(What the task asks):
Transcribe the full listing exactly, and drop every picture.

-- begin --

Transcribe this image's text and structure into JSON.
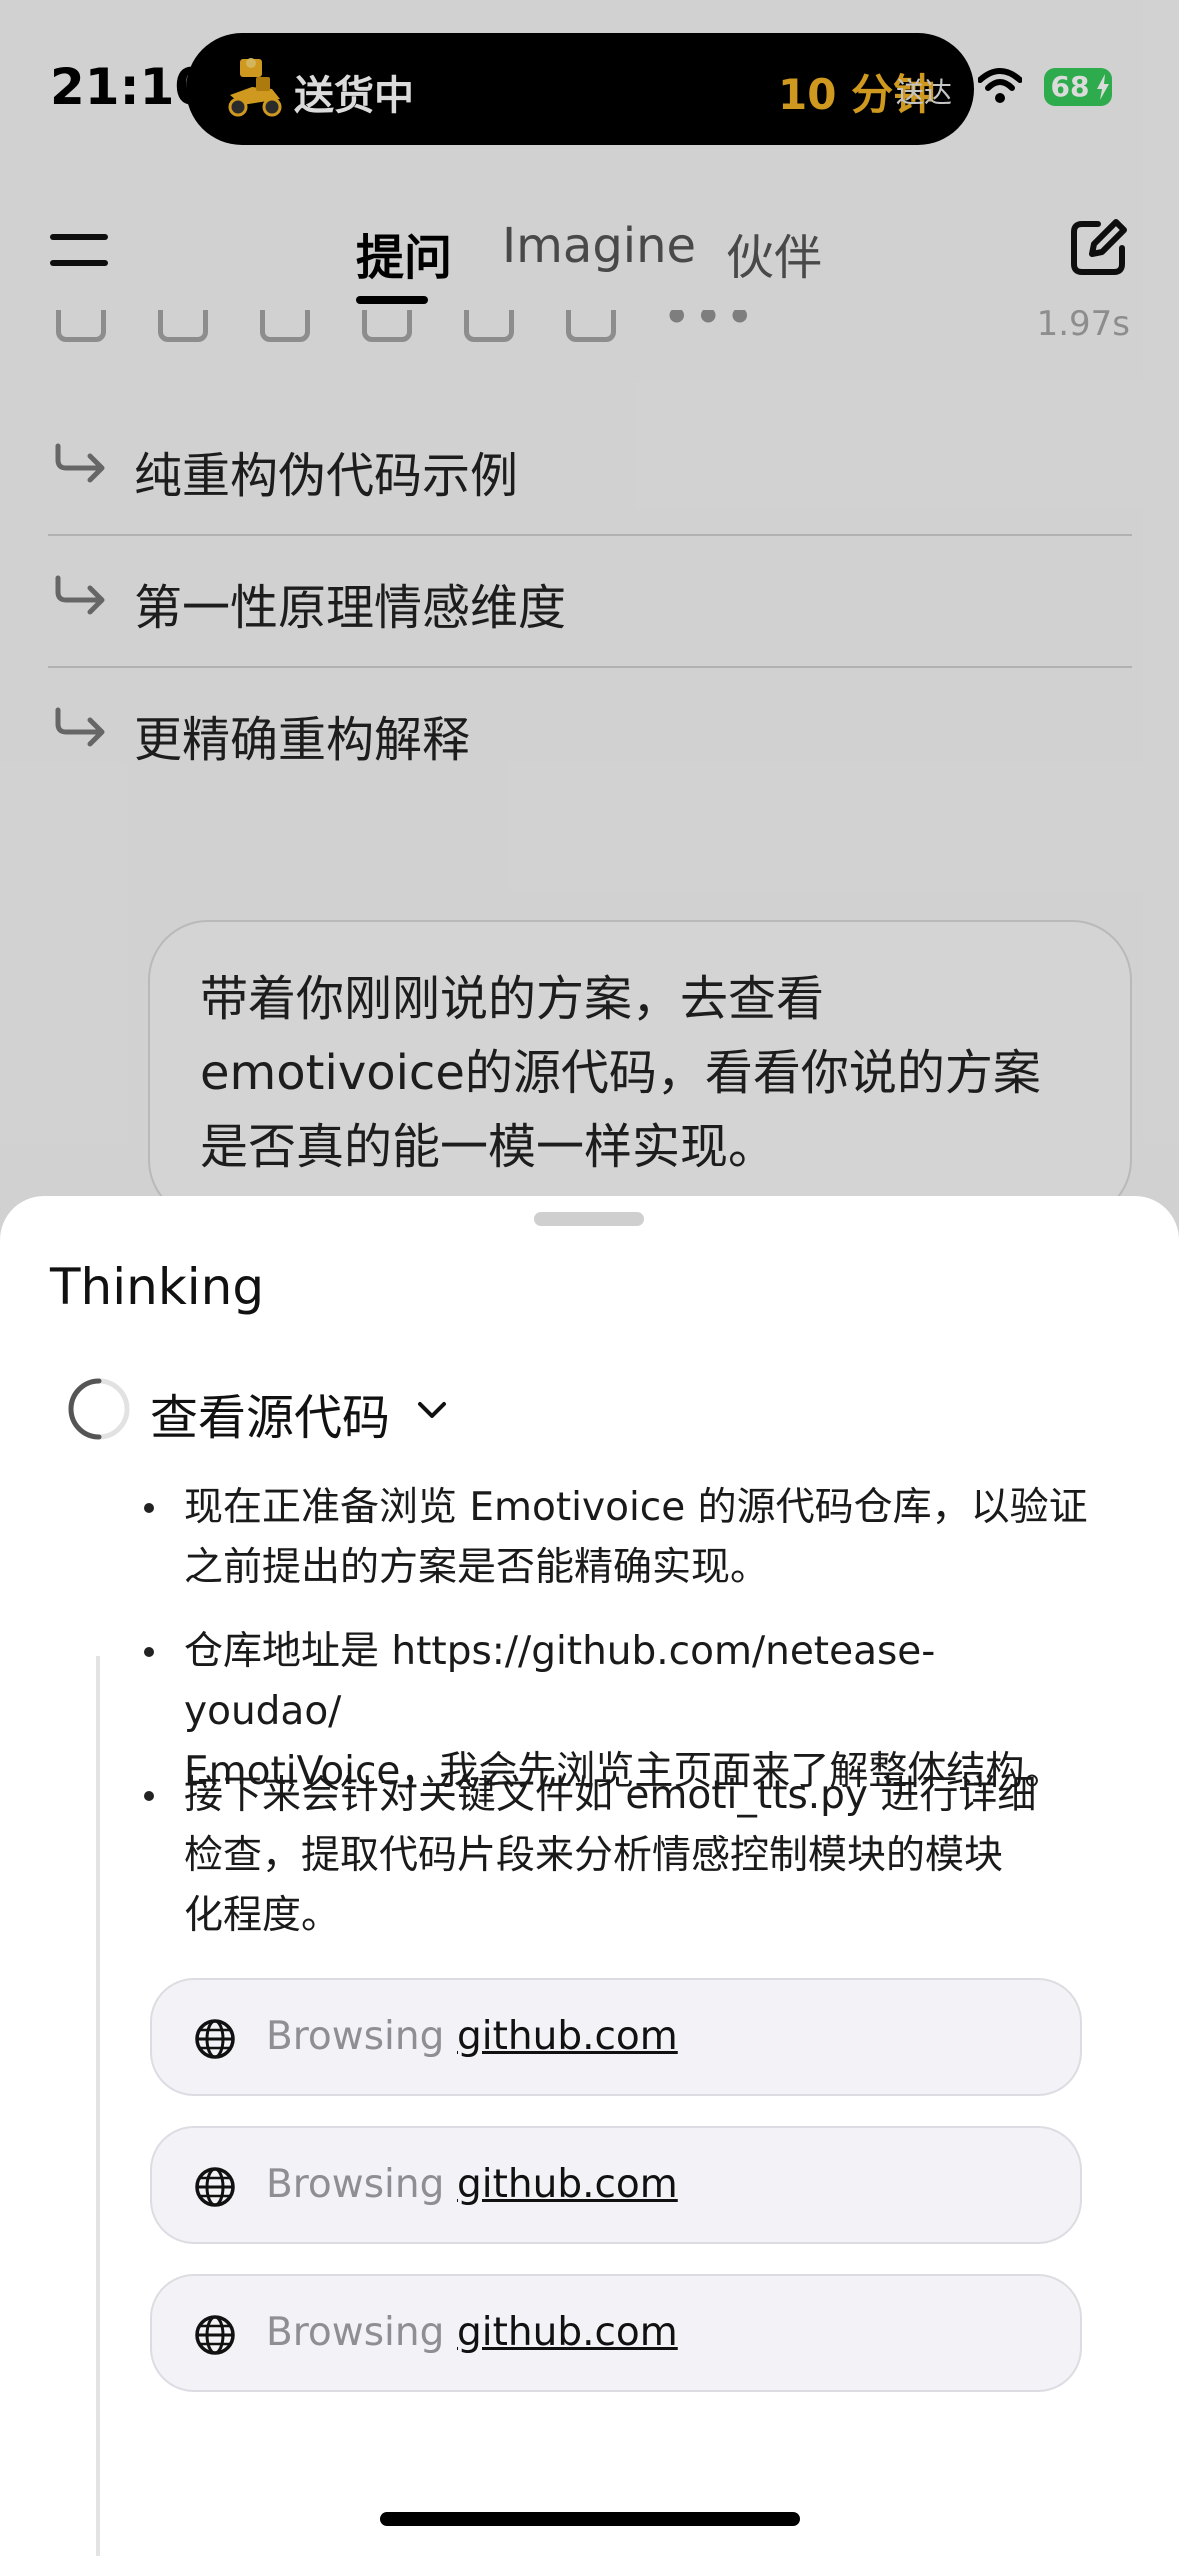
{
  "status_bar": {
    "time": "21:10",
    "live_activity": {
      "label": "送货中",
      "eta": "10 分钟",
      "eta_suffix": "送达"
    },
    "battery": "68"
  },
  "header": {
    "tabs": [
      {
        "label": "提问",
        "active": true
      },
      {
        "label": "Imagine",
        "active": false
      },
      {
        "label": "伙伴",
        "active": false
      }
    ]
  },
  "response_actions": {
    "elapsed": "1.97s"
  },
  "suggestions": [
    {
      "label": "纯重构伪代码示例"
    },
    {
      "label": "第一性原理情感维度"
    },
    {
      "label": "更精确重构解释"
    }
  ],
  "user_message": {
    "line1": "带着你刚刚说的方案，去查看",
    "line2": "emotivoice的源代码，看看你说的方案",
    "line3": "是否真的能一模一样实现。"
  },
  "thinking_sheet": {
    "title": "Thinking",
    "step_title": "查看源代码",
    "bullets": [
      {
        "line1": "现在正准备浏览 Emotivoice 的源代码仓库，以验证",
        "line2": "之前提出的方案是否能精确实现。"
      },
      {
        "line1": "仓库地址是 https://github.com/netease-youdao/",
        "line2": "EmotiVoice，我会先浏览主页面来了解整体结构。"
      },
      {
        "line1": "接下来会针对关键文件如 emoti_tts.py 进行详细",
        "line2": "检查，提取代码片段来分析情感控制模块的模块",
        "line3": "化程度。"
      }
    ],
    "browsing": [
      {
        "label": "Browsing",
        "site": "github.com"
      },
      {
        "label": "Browsing",
        "site": "github.com"
      },
      {
        "label": "Browsing",
        "site": "github.com"
      }
    ]
  },
  "colors": {
    "eta_accent": "#f0b323",
    "battery": "#36c759",
    "sheet_bg": "#ffffff"
  }
}
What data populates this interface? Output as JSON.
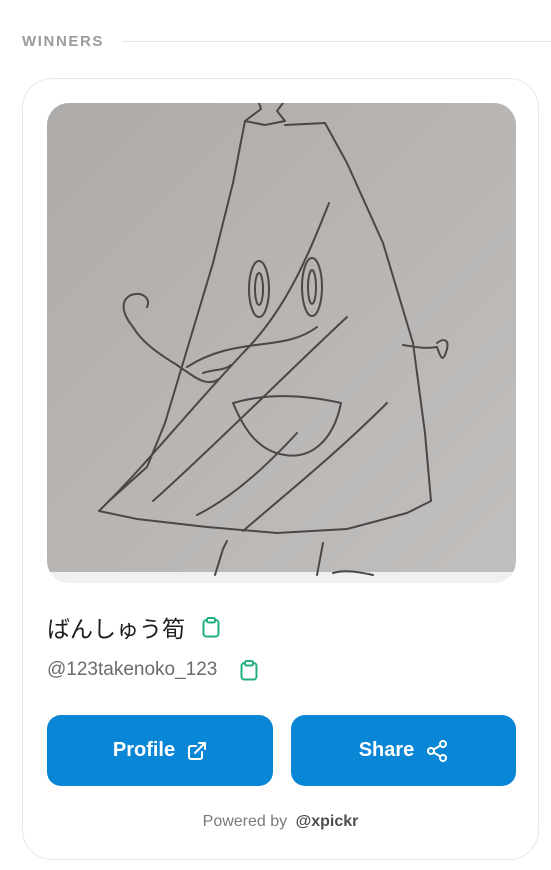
{
  "section": {
    "title": "WINNERS"
  },
  "winner": {
    "display_name": "ばんしゅう筍",
    "handle": "@123takenoko_123",
    "photo_icon": "hand-drawn-bamboo-shoot-character-image"
  },
  "actions": {
    "profile_label": "Profile",
    "profile_icon": "external-link-icon",
    "share_label": "Share",
    "share_icon": "share-nodes-icon",
    "copy_icon": "clipboard-icon"
  },
  "footer": {
    "powered_prefix": "Powered by",
    "powered_brand": "@xpickr"
  },
  "colors": {
    "accent": "#0a86d6",
    "copy_icon": "#22b07d",
    "section_title": "#9b9b9b"
  }
}
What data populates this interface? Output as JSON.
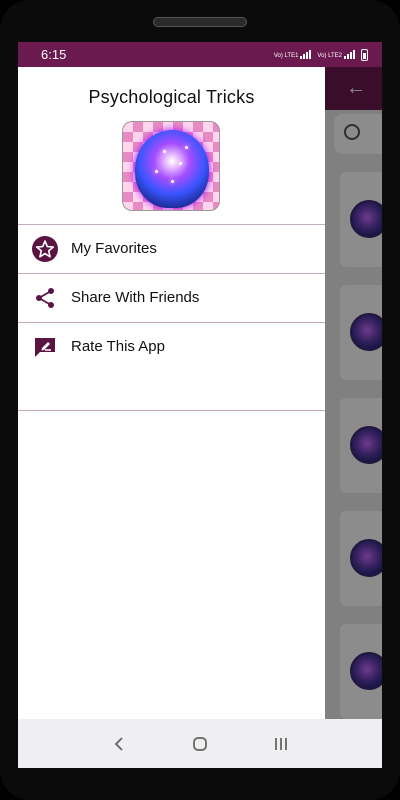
{
  "status_bar": {
    "time": "6:15",
    "sim1": "Vo) LTE1",
    "sim2": "Vo) LTE2"
  },
  "drawer": {
    "title": "Psychological Tricks",
    "menu": [
      {
        "label": "My Favorites",
        "icon": "star-icon"
      },
      {
        "label": "Share With Friends",
        "icon": "share-icon"
      },
      {
        "label": "Rate This App",
        "icon": "rate-icon"
      }
    ]
  },
  "colors": {
    "primary": "#6b1a4f",
    "divider": "#c9a9bf",
    "icon": "#5a1442"
  },
  "navbar": {
    "back": "back-nav-icon",
    "home": "home-nav-icon",
    "recents": "recents-nav-icon"
  }
}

-- end --

(Completed exercise):
Transcribe this image's text and structure into JSON.
{
  "status_bar": {
    "time": "21:10",
    "live_activity": {
      "label": "送货中",
      "eta": "10 分钟",
      "eta_suffix": "送达"
    },
    "battery": "68"
  },
  "header": {
    "tabs": [
      {
        "label": "提问",
        "active": true
      },
      {
        "label": "Imagine",
        "active": false
      },
      {
        "label": "伙伴",
        "active": false
      }
    ]
  },
  "response_actions": {
    "elapsed": "1.97s"
  },
  "suggestions": [
    {
      "label": "纯重构伪代码示例"
    },
    {
      "label": "第一性原理情感维度"
    },
    {
      "label": "更精确重构解释"
    }
  ],
  "user_message": {
    "line1": "带着你刚刚说的方案，去查看",
    "line2": "emotivoice的源代码，看看你说的方案",
    "line3": "是否真的能一模一样实现。"
  },
  "thinking_sheet": {
    "title": "Thinking",
    "step_title": "查看源代码",
    "bullets": [
      {
        "line1": "现在正准备浏览 Emotivoice 的源代码仓库，以验证",
        "line2": "之前提出的方案是否能精确实现。"
      },
      {
        "line1": "仓库地址是 https://github.com/netease-youdao/",
        "line2": "EmotiVoice，我会先浏览主页面来了解整体结构。"
      },
      {
        "line1": "接下来会针对关键文件如 emoti_tts.py 进行详细",
        "line2": "检查，提取代码片段来分析情感控制模块的模块",
        "line3": "化程度。"
      }
    ],
    "browsing": [
      {
        "label": "Browsing",
        "site": "github.com"
      },
      {
        "label": "Browsing",
        "site": "github.com"
      },
      {
        "label": "Browsing",
        "site": "github.com"
      }
    ]
  },
  "colors": {
    "eta_accent": "#f0b323",
    "battery": "#36c759",
    "sheet_bg": "#ffffff"
  }
}
What data populates this interface? Output as JSON.
{
  "section": {
    "title": "WINNERS"
  },
  "winner": {
    "display_name": "ばんしゅう筍",
    "handle": "@123takenoko_123",
    "photo_icon": "hand-drawn-bamboo-shoot-character-image"
  },
  "actions": {
    "profile_label": "Profile",
    "profile_icon": "external-link-icon",
    "share_label": "Share",
    "share_icon": "share-nodes-icon",
    "copy_icon": "clipboard-icon"
  },
  "footer": {
    "powered_prefix": "Powered by",
    "powered_brand": "@xpickr"
  },
  "colors": {
    "accent": "#0a86d6",
    "copy_icon": "#22b07d",
    "section_title": "#9b9b9b"
  }
}
What data populates this interface? Output as JSON.
{
  "status_bar": {
    "time": "6:15",
    "sim1": "Vo) LTE1",
    "sim2": "Vo) LTE2"
  },
  "drawer": {
    "title": "Psychological Tricks",
    "menu": [
      {
        "label": "My Favorites",
        "icon": "star-icon"
      },
      {
        "label": "Share With Friends",
        "icon": "share-icon"
      },
      {
        "label": "Rate This App",
        "icon": "rate-icon"
      }
    ]
  },
  "colors": {
    "primary": "#6b1a4f",
    "divider": "#c9a9bf",
    "icon": "#5a1442"
  },
  "navbar": {
    "back": "back-nav-icon",
    "home": "home-nav-icon",
    "recents": "recents-nav-icon"
  }
}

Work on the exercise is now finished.